# Work to be completed
Tell me how many lines in the data below hold the string "evidence", and say nothing else.

++++ Extracted entries ++++

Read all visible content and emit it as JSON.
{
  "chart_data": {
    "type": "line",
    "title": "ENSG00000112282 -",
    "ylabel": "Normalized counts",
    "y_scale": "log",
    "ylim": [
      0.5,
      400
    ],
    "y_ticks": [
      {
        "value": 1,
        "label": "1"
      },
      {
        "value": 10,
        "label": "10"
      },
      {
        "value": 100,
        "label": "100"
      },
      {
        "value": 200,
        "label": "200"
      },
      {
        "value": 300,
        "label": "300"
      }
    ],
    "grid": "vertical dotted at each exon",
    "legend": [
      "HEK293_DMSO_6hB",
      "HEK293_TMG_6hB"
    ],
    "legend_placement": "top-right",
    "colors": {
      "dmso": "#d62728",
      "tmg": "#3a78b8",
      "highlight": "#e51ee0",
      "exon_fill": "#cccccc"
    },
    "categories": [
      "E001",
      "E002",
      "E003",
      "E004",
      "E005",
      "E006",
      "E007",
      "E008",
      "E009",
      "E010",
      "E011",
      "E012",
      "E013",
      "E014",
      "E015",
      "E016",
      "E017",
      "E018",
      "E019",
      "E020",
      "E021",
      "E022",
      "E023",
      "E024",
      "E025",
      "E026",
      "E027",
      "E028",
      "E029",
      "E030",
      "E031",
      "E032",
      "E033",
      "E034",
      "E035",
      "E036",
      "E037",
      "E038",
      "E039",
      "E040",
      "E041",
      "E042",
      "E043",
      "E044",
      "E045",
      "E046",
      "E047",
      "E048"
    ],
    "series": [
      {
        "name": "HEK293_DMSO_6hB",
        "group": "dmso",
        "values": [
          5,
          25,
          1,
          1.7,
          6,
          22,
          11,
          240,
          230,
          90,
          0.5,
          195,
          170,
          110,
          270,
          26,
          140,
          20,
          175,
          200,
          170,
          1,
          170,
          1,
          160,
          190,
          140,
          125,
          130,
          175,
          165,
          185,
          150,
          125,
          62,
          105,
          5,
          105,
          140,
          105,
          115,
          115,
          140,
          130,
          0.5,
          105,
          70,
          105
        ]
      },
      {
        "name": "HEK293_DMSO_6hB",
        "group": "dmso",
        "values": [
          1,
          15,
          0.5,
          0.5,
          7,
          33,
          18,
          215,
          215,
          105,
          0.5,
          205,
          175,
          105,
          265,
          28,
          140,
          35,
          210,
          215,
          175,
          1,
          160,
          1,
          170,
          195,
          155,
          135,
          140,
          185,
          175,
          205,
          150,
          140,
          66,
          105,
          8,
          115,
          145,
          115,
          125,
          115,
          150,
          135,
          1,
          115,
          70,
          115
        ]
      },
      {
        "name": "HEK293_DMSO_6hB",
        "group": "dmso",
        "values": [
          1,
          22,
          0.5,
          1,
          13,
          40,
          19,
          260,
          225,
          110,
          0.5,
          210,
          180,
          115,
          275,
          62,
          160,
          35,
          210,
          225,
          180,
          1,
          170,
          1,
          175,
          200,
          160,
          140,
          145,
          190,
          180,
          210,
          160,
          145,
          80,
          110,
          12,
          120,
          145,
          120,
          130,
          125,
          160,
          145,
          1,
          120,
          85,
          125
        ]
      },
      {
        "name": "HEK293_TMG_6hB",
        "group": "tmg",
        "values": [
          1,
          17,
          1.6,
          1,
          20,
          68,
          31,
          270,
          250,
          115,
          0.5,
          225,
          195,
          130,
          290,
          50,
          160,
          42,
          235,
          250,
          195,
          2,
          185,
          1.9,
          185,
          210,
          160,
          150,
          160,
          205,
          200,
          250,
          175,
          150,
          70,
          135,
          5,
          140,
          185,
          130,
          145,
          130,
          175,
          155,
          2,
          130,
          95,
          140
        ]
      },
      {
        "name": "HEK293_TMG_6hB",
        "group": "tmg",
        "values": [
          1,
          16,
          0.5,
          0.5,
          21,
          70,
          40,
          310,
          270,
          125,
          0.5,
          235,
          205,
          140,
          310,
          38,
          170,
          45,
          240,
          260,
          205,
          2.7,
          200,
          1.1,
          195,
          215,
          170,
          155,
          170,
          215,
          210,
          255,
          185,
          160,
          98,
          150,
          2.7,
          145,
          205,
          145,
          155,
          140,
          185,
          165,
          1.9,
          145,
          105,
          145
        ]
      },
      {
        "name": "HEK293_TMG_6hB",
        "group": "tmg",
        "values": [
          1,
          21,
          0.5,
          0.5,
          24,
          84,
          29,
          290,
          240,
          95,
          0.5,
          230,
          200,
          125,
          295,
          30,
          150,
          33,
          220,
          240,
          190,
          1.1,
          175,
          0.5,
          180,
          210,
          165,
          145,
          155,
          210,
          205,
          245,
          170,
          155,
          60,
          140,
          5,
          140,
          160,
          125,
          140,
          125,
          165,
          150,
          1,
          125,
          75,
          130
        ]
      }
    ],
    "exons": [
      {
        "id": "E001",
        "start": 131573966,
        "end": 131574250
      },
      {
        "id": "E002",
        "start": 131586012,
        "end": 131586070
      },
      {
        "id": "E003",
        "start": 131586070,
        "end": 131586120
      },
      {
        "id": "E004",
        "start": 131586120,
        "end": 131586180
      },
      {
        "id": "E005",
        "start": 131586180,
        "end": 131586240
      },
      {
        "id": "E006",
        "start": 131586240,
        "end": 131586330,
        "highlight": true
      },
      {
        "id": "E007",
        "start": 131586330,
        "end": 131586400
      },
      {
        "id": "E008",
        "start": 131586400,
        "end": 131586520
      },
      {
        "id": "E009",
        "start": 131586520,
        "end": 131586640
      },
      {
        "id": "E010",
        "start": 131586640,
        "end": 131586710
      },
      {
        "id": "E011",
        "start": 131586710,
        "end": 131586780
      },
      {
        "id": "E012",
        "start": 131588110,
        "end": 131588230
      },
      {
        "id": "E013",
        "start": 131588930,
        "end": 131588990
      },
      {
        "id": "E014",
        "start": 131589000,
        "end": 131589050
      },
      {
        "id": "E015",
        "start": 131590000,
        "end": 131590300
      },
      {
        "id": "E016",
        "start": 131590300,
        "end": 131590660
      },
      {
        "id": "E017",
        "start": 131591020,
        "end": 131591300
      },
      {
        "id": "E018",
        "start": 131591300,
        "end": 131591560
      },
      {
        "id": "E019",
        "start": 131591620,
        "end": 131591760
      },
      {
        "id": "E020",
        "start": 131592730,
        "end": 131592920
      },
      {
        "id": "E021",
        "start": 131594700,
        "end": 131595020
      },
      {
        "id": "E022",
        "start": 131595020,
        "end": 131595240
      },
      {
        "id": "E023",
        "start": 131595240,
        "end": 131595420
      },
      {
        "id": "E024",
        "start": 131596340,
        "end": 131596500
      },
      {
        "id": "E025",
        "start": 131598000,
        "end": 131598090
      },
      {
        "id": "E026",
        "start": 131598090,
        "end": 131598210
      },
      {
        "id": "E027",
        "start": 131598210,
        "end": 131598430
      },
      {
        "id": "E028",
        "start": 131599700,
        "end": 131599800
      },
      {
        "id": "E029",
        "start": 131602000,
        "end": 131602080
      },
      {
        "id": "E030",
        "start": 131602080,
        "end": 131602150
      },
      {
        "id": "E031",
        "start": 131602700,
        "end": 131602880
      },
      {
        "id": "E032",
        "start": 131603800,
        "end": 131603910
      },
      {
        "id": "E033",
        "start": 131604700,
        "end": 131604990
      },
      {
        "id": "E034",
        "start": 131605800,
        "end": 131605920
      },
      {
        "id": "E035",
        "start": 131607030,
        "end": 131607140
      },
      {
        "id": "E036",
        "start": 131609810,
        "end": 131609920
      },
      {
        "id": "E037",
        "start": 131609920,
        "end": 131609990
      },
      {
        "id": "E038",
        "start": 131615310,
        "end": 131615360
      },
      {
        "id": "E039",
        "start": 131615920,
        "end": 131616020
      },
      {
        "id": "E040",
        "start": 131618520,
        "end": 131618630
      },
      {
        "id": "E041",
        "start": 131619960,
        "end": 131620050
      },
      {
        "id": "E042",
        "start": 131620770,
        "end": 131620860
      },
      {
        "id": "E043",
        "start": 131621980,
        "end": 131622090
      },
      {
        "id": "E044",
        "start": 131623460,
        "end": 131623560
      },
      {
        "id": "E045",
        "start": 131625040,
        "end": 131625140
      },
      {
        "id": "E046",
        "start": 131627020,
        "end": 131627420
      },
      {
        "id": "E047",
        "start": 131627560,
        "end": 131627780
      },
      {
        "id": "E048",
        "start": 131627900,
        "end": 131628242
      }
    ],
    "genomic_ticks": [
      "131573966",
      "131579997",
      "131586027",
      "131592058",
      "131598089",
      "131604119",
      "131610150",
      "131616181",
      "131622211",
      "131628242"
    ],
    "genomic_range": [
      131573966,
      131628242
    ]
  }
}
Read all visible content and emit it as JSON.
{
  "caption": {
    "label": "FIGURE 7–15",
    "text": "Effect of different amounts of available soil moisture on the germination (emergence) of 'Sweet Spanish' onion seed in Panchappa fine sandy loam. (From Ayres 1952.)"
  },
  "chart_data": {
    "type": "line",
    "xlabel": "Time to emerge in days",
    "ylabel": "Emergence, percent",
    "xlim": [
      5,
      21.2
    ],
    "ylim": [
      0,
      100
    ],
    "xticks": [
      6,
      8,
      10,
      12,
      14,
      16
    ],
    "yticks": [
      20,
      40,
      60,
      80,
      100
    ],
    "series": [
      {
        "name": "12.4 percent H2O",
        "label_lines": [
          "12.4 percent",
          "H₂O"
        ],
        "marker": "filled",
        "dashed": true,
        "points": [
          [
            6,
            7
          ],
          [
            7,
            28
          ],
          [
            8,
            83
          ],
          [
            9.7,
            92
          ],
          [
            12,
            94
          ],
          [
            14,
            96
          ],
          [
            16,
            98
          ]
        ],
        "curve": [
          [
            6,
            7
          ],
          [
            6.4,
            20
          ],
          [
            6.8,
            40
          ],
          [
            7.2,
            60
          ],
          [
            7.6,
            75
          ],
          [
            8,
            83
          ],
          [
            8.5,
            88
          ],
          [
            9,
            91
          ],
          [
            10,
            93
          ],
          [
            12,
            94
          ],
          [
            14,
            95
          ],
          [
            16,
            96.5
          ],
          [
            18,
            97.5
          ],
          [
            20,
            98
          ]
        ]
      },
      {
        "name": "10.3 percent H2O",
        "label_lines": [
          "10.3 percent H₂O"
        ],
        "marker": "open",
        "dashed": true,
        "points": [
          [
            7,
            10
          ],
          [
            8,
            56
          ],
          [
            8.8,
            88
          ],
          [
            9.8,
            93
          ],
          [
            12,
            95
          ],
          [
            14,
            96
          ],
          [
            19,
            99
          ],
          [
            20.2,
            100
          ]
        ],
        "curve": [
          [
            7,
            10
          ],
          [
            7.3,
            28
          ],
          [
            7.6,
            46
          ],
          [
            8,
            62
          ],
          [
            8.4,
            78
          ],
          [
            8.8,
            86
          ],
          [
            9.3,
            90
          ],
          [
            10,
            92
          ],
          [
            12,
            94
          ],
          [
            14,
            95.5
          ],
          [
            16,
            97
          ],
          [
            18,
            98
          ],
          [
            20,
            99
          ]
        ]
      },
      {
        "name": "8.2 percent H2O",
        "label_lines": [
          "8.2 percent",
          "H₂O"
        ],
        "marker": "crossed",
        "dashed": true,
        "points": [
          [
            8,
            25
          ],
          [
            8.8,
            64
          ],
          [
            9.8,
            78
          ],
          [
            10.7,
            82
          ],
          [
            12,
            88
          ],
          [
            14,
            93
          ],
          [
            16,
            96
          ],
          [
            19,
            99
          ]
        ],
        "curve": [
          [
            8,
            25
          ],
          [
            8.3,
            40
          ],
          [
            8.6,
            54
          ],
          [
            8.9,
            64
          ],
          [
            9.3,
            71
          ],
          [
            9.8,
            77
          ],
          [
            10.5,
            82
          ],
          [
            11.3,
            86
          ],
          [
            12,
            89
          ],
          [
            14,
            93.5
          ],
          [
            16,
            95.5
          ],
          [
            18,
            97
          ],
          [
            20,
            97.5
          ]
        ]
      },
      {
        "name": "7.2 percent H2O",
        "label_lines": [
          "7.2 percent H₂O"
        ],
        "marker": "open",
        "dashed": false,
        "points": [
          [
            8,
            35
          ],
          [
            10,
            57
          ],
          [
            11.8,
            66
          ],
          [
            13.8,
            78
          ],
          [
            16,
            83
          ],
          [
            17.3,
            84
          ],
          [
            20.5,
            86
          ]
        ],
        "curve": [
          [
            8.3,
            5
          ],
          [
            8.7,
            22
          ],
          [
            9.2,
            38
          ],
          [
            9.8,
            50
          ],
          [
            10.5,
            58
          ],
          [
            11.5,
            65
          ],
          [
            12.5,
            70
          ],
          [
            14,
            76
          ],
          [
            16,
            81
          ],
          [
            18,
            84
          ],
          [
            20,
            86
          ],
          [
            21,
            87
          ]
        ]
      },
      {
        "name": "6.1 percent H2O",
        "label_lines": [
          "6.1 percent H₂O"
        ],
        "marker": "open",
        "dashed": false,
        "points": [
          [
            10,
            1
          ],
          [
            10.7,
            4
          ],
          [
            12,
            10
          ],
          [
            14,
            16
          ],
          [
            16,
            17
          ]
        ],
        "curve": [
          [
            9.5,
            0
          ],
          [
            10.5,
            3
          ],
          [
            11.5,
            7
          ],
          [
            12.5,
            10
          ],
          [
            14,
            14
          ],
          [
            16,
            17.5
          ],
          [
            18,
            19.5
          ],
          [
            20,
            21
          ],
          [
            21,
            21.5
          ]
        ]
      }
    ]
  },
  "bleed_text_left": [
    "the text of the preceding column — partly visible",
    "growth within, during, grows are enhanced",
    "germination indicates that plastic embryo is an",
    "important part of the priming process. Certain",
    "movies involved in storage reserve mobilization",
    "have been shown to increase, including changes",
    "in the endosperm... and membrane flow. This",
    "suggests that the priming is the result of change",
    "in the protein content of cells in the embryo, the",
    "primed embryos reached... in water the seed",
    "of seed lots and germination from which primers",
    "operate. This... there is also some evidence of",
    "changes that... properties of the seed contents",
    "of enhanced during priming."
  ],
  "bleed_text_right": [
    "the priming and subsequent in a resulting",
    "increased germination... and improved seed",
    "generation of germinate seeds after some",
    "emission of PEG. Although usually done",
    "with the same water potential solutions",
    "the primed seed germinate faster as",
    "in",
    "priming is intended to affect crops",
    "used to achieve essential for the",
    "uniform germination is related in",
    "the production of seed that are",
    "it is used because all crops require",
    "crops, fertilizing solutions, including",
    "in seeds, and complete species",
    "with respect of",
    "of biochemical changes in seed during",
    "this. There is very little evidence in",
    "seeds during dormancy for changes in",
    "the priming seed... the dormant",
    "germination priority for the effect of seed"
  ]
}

++++

# Reply to the exercise
2